* BRIEF
Below are some records: retype them all exactly, but not the pictures.

┌──

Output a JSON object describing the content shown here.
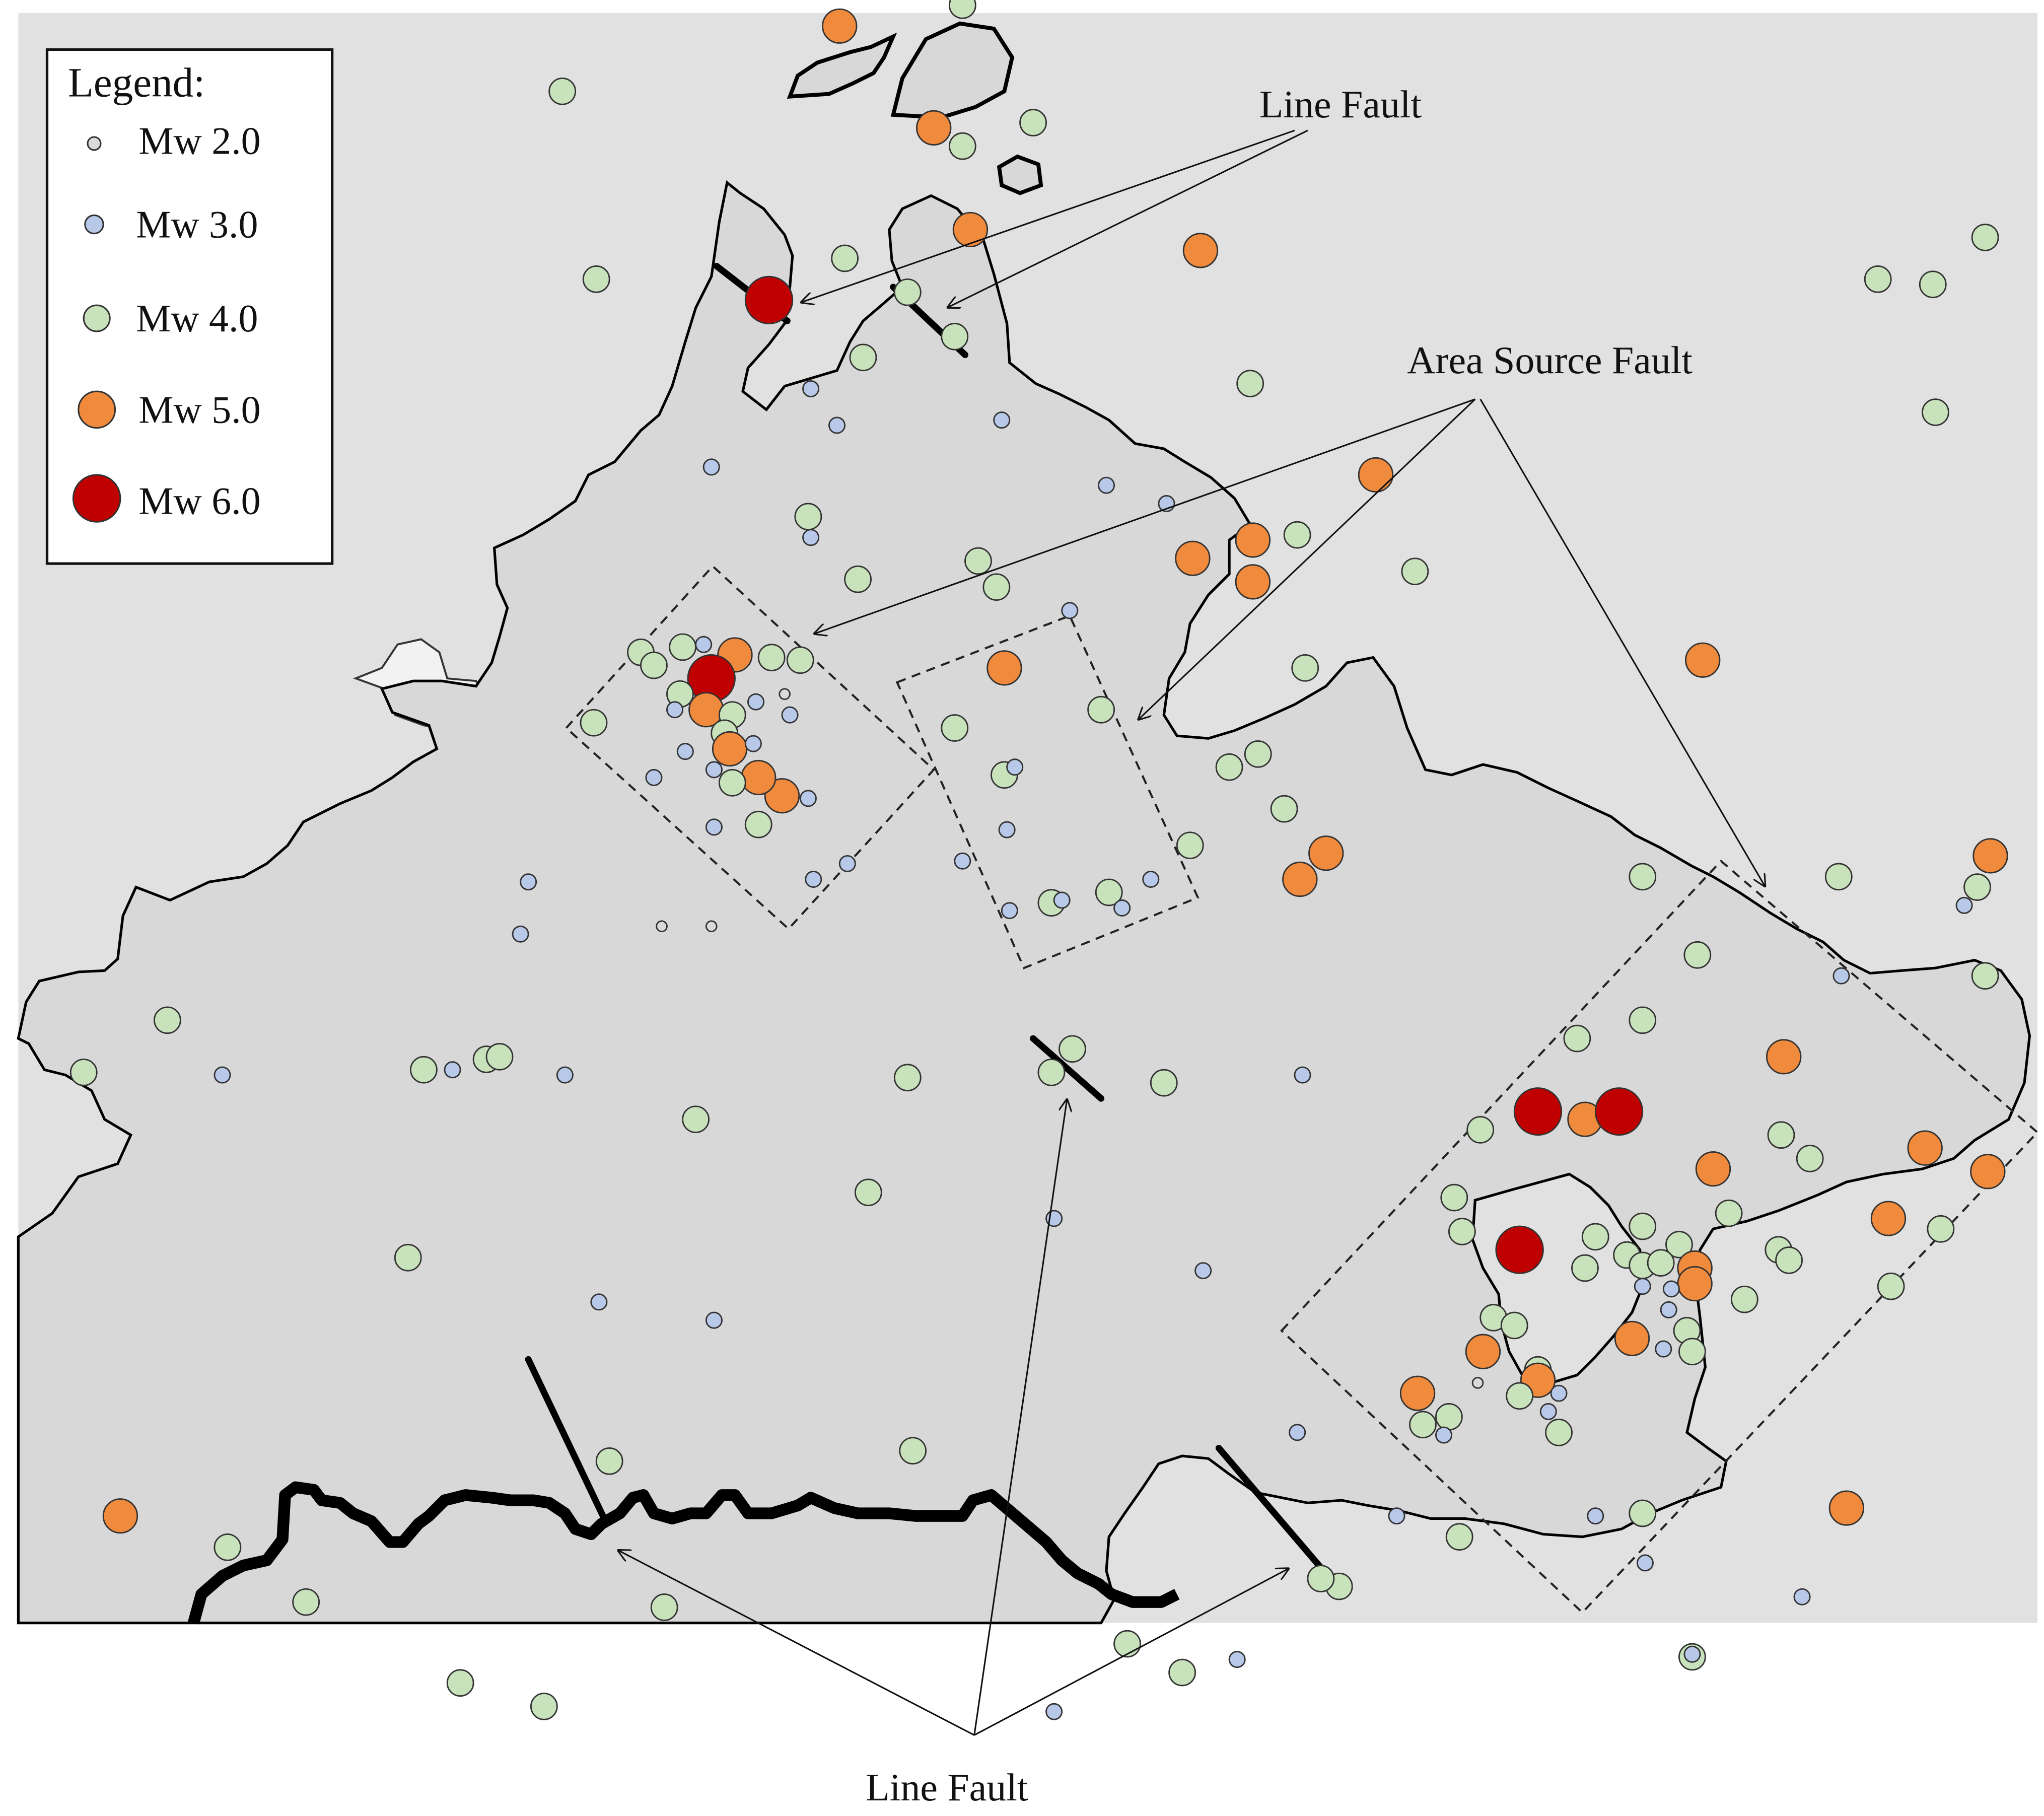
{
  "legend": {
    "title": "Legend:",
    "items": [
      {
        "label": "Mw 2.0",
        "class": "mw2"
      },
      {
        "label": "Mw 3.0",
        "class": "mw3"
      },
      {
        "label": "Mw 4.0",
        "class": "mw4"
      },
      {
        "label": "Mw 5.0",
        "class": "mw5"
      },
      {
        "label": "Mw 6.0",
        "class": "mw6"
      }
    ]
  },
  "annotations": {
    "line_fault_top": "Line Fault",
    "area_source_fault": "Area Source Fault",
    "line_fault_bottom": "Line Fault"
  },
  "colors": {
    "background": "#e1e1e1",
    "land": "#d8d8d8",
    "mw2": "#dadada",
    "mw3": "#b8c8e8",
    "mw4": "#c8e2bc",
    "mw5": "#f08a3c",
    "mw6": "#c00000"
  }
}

└──

* WRITTEN SOLUTION
Output a JSON object describing the content shown here.
{
  "legend": {
    "title": "Legend:",
    "items": [
      {
        "label": "Mw 2.0",
        "class": "mw2"
      },
      {
        "label": "Mw 3.0",
        "class": "mw3"
      },
      {
        "label": "Mw 4.0",
        "class": "mw4"
      },
      {
        "label": "Mw 5.0",
        "class": "mw5"
      },
      {
        "label": "Mw 6.0",
        "class": "mw6"
      }
    ]
  },
  "annotations": {
    "line_fault_top": "Line Fault",
    "area_source_fault": "Area Source Fault",
    "line_fault_bottom": "Line Fault"
  },
  "colors": {
    "background": "#e1e1e1",
    "land": "#d8d8d8",
    "mw2": "#dadada",
    "mw3": "#b8c8e8",
    "mw4": "#c8e2bc",
    "mw5": "#f08a3c",
    "mw6": "#c00000"
  }
}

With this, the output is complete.